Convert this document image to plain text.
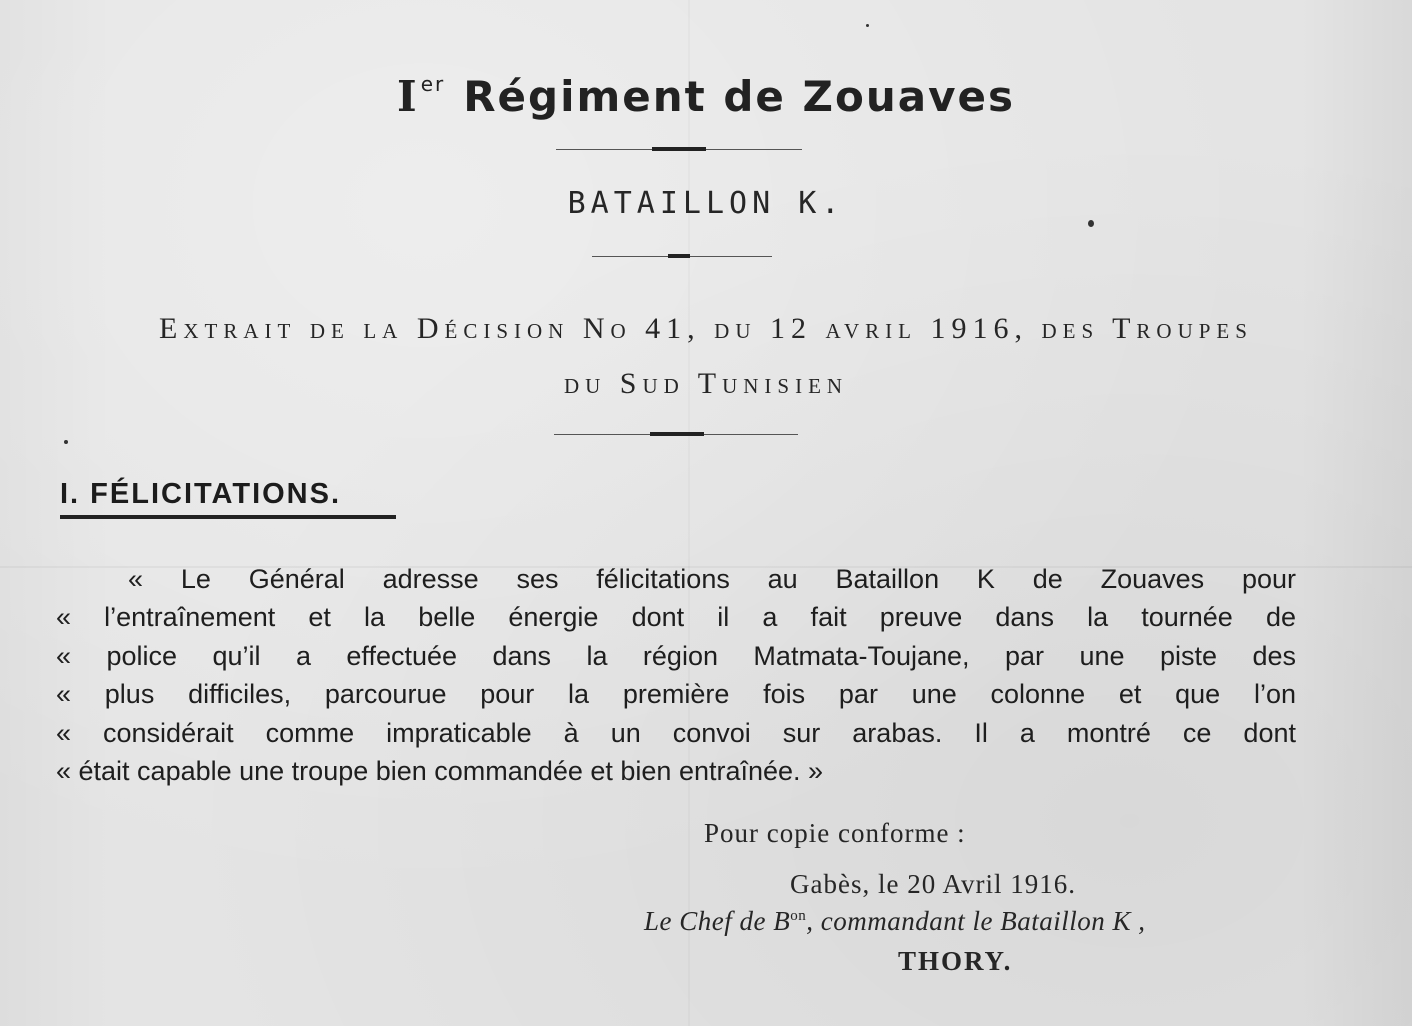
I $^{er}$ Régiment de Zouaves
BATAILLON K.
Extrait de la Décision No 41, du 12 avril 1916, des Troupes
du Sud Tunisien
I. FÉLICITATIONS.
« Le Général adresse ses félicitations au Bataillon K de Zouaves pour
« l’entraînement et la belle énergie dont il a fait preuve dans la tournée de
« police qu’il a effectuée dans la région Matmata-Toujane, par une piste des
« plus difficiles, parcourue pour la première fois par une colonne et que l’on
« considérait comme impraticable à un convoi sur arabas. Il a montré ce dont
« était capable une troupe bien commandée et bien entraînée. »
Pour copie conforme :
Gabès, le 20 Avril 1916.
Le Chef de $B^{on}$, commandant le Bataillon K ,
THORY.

━━━━━━━━━━━━━━━━

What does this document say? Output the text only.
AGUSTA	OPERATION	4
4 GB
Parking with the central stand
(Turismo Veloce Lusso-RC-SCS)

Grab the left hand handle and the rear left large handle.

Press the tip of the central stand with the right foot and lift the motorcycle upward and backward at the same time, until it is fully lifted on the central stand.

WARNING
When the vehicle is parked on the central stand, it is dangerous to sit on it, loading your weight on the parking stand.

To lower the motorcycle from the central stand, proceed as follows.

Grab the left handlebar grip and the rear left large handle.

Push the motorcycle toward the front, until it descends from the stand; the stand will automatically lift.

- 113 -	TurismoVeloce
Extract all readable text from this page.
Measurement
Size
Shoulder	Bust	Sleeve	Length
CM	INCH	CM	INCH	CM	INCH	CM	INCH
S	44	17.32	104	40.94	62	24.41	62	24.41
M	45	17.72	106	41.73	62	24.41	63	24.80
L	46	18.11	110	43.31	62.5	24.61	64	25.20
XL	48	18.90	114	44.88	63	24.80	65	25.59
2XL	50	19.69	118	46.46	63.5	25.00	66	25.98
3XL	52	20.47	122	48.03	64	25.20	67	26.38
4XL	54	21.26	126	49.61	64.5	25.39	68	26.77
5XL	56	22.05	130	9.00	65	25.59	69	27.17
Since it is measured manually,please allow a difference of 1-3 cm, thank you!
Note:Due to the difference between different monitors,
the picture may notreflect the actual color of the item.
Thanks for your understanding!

━━━━━━━━━━━━━━━━

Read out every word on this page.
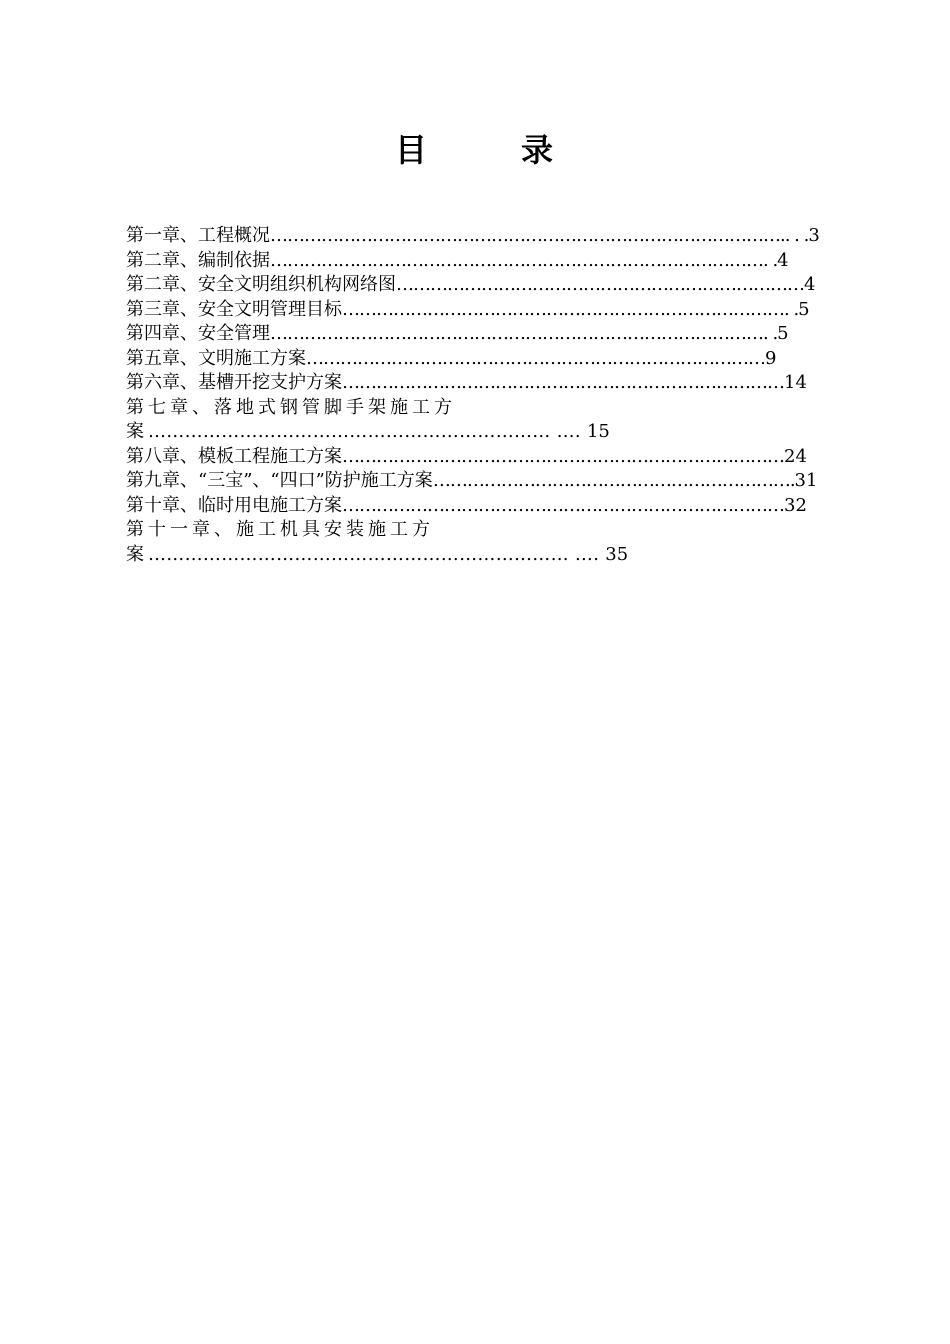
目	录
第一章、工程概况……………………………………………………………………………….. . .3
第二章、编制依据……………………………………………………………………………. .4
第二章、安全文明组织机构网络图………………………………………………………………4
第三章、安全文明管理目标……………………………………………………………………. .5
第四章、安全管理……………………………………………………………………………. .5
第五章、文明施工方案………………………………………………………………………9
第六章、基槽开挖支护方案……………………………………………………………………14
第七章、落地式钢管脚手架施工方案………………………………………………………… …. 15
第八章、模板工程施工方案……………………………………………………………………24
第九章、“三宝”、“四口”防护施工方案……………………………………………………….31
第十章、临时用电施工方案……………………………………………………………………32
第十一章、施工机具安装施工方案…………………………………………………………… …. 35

━━━━━━━━━━━━━━━━

What needs to be done =
For each line of the entries that includes "text", show that line.

Expected output =
Convert this document image to plain text.
What does this document say? Output the text only.
Extract all readable text from this page.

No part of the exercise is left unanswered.